| PROBLEM 1 |
In the contract-law article, what two conditions must be met for a contract to be formed and become legally binding?

| PROVIDED PASSAGE |
◇ ◇ ◇ ◇ ◇ ◇ ◇

In Part 1 of this series, we looked at Stellard’s Case (in which we acted for the winner), where the courts ruled that the name of an agent typed in an email was a “signature” which bound the company. We also looked at when Credit Applications, their Terms and Conditions of Trade (“T+C’s”) and guarantees need to be “signed”, whether foreign laws are relevant, and noted that proper processes and systems (both manual and online) are crucial for ensuring a signature is obtained.
In Part 2 of this series, we looked at who has sufficient “authority” to enter into an agreement or sign on behalf of a customer or guarantor. We also looked at what happens if a person does not have authority, such as a salesman granting a general charge over all assets of his employer’s business, and where verification of signing processes and systems were not sufficient.
In this final Part 3 of this series, we look at when parties are legally bound during negotiations, such as when they say the dealings are “subject to contract”. A lot of cases have recently hit the courts over this issue, so it is timely to look at when a contract is legally binding, and what happens if it is not.
Credit departments, procurement teams, business development and legal teams will find this article useful.
We also look what happens if a party enters into a second contract, incorrectly believing that the first was not binding eg because the first dealing was “subject to contract” at the time.
Apart from any need for signing and authority, when does a contract become legally binding?
- A contract is formed and becomes legally binding, if:
- essential terms are sufficiently certain, and
- the parties intend to be bound.The meaning of “terms” in a contract and whether a party intended to be bound are to be determined by what a reasonable person would have understood. This requires consideration not only of the words used, but also of the surrounding circumstances known to the parties, and the purpose and object of the transaction. The actual intention of a party is not relevant, even if important economic and other terms of significance (but not essential) have not been finalised.

◇ ◇ ◇ ◇ ◇ ◇ ◇

| EXTRACTED ENTRIES |
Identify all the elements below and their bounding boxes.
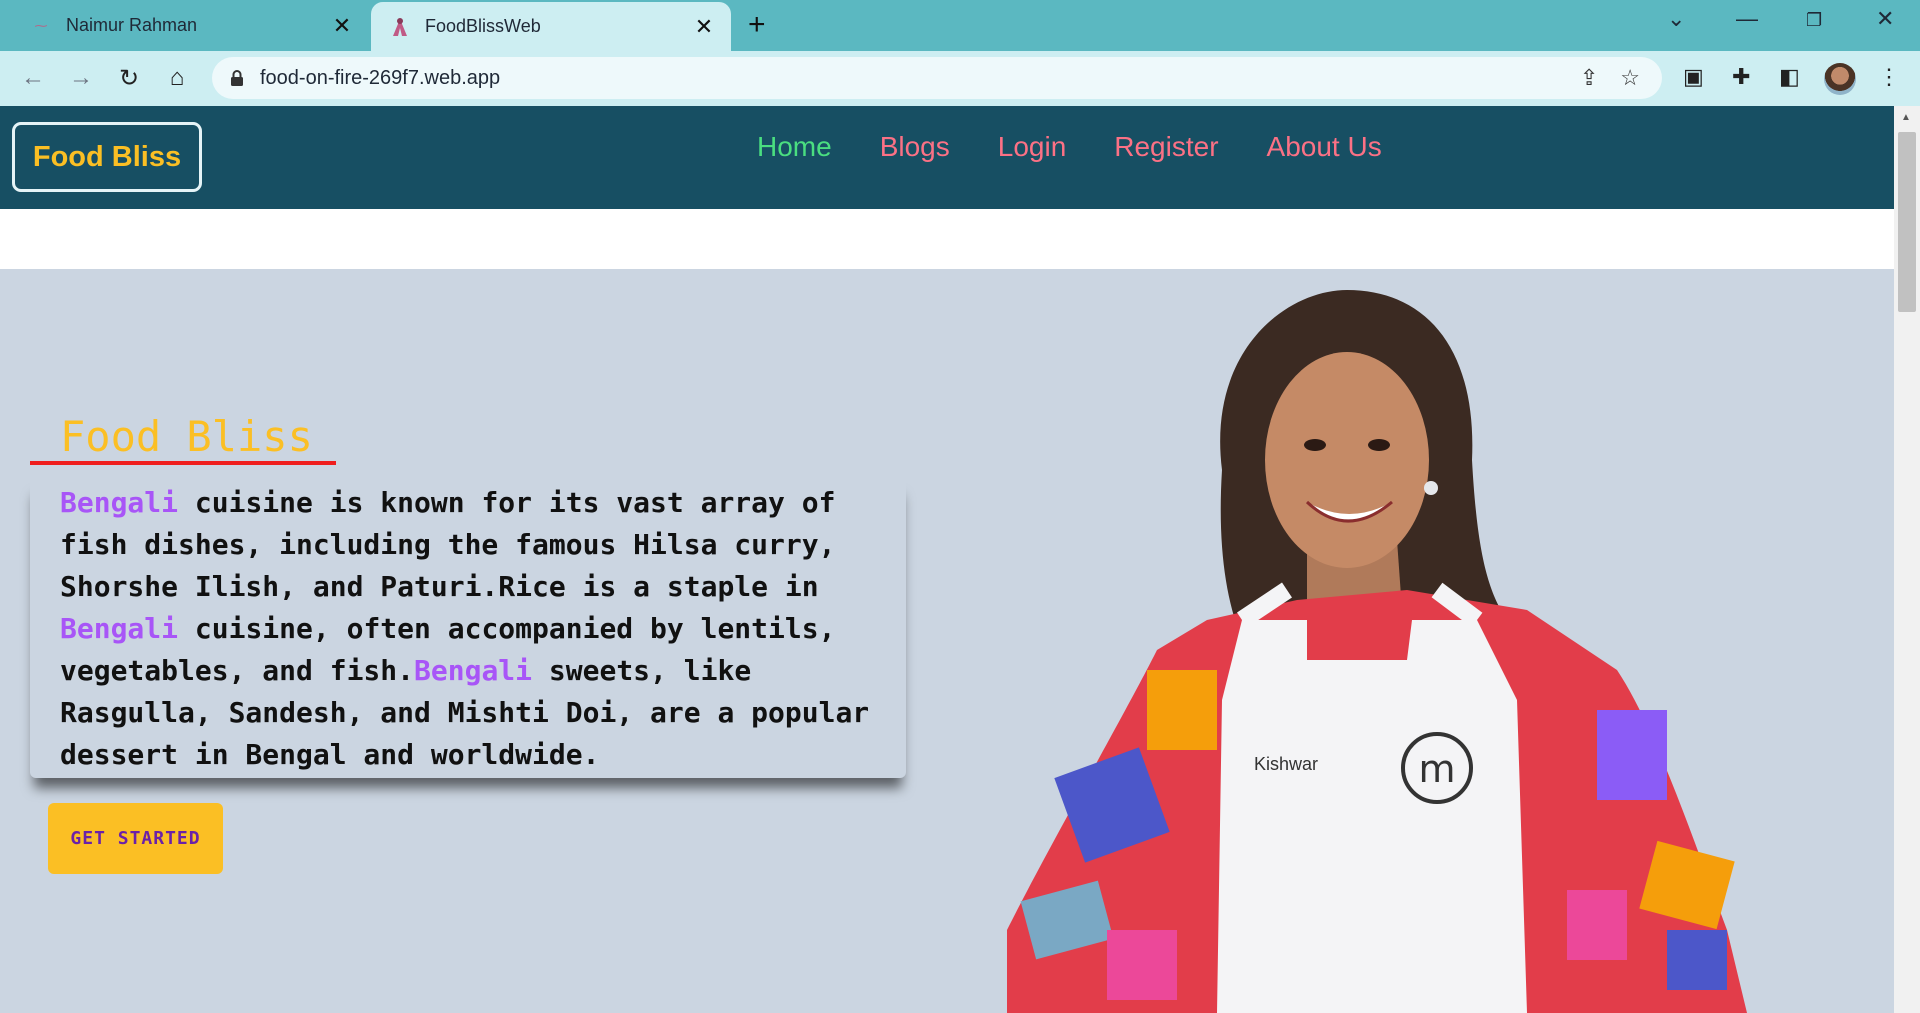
new-tab-plus-icon[interactable]: + xyxy=(748,8,766,42)
nav-link-about-us[interactable]: About Us xyxy=(1267,131,1382,163)
main-menu: Home Blogs Login Register About Us xyxy=(757,131,1382,163)
site-navbar: Food Bliss Home Blogs Login Register Abo… xyxy=(0,106,1894,209)
side-panel-icon[interactable]: ◧ xyxy=(1779,64,1800,90)
hero-description: Bengali cuisine is known for its vast ar… xyxy=(30,478,906,778)
close-tab-icon[interactable]: ✕ xyxy=(329,13,355,39)
forward-arrow-icon[interactable]: → xyxy=(64,61,98,95)
extensions-puzzle-icon[interactable]: ✚ xyxy=(1732,64,1750,90)
browser-tab-strip: ⁓ Naimur Rahman ✕ FoodBlissWeb ✕ + ⌄ — ❐… xyxy=(0,0,1920,51)
back-arrow-icon[interactable]: ← xyxy=(16,61,50,95)
tab-title: Naimur Rahman xyxy=(66,15,198,35)
menu-kebab-icon[interactable]: ⋮ xyxy=(1878,64,1900,90)
page-scrollbar[interactable]: ▲ xyxy=(1894,106,1920,1013)
nav-link-register[interactable]: Register xyxy=(1114,131,1218,163)
profile-avatar-icon[interactable] xyxy=(1824,63,1856,95)
url-text: food-on-fire-269f7.web.app xyxy=(260,66,501,89)
home-icon[interactable]: ⌂ xyxy=(160,61,194,95)
browser-toolbar: ← → ↻ ⌂ food-on-fire-269f7.web.app ⇪ ☆ ▣… xyxy=(0,51,1920,106)
tab-search-chevron-icon[interactable]: ⌄ xyxy=(1667,6,1685,32)
scrollbar-thumb[interactable] xyxy=(1898,132,1916,312)
tab-favicon-icon: ⁓ xyxy=(34,17,48,33)
close-tab-icon[interactable]: ✕ xyxy=(691,14,717,40)
share-icon[interactable]: ⇪ xyxy=(1580,65,1598,91)
chef-photo: m Kishwar xyxy=(1007,290,1747,1013)
page-viewport: Food Bliss Home Blogs Login Register Abo… xyxy=(0,106,1894,1013)
close-window-icon[interactable]: ✕ xyxy=(1876,6,1894,32)
get-started-button[interactable]: GET STARTED xyxy=(48,803,223,874)
minimize-icon[interactable]: — xyxy=(1736,6,1758,32)
spacer-band xyxy=(0,209,1894,269)
scroll-up-icon[interactable]: ▲ xyxy=(1901,112,1911,123)
browser-tab[interactable]: ⁓ Naimur Rahman ✕ xyxy=(0,0,369,51)
highlight-word: Bengali xyxy=(414,654,533,687)
restore-icon[interactable]: ❐ xyxy=(1806,10,1822,31)
nav-link-home[interactable]: Home xyxy=(757,131,832,163)
highlight-word: Bengali xyxy=(60,486,179,519)
picture-in-picture-icon[interactable]: ▣ xyxy=(1683,64,1704,90)
nav-link-login[interactable]: Login xyxy=(998,131,1067,163)
tab-favicon-icon xyxy=(389,16,411,38)
tab-title: FoodBlissWeb xyxy=(425,16,541,36)
highlight-word: Bengali xyxy=(60,612,179,645)
nav-link-blogs[interactable]: Blogs xyxy=(880,131,950,163)
reload-icon[interactable]: ↻ xyxy=(112,61,146,95)
browser-tab-active[interactable]: FoodBlissWeb ✕ xyxy=(371,2,731,51)
apron-name-label: Kishwar xyxy=(1254,754,1318,774)
brand-logo-button[interactable]: Food Bliss xyxy=(12,122,202,192)
hero-title-underline xyxy=(30,461,336,465)
hero-title: Food Bliss xyxy=(60,412,313,461)
svg-text:m: m xyxy=(1418,747,1455,791)
lock-icon xyxy=(230,70,244,86)
bookmark-star-icon[interactable]: ☆ xyxy=(1620,65,1640,91)
address-bar[interactable]: food-on-fire-269f7.web.app ⇪ ☆ xyxy=(212,57,1662,99)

◇ ◇ ◇ ◇ ◇ ◇ ◇

| PROBLEM 2 |
In the records, rewrite the lines from the one containing "new-tab-plus-icon[interactable]: + xyxy=(748,8,766,42)" up to and including the one containing "site-navbar: Food Bliss", swapping "Register" for "Sign Up" and leaving everything else unchanged.

| FULL OUTPUT 1 |
The essential terms must be sufficiently certain, and the parties must intend to be bound.

| FULL OUTPUT 2 |
new-tab-plus-icon[interactable]: + xyxy=(748,8,766,42)
nav-link-about-us[interactable]: About Us xyxy=(1267,131,1382,163)
main-menu: Home Blogs Login Sign Up About Us xyxy=(757,131,1382,163)
site-navbar: Food Bliss Home Blogs Login Sign Up Abo… xyxy=(0,106,1894,209)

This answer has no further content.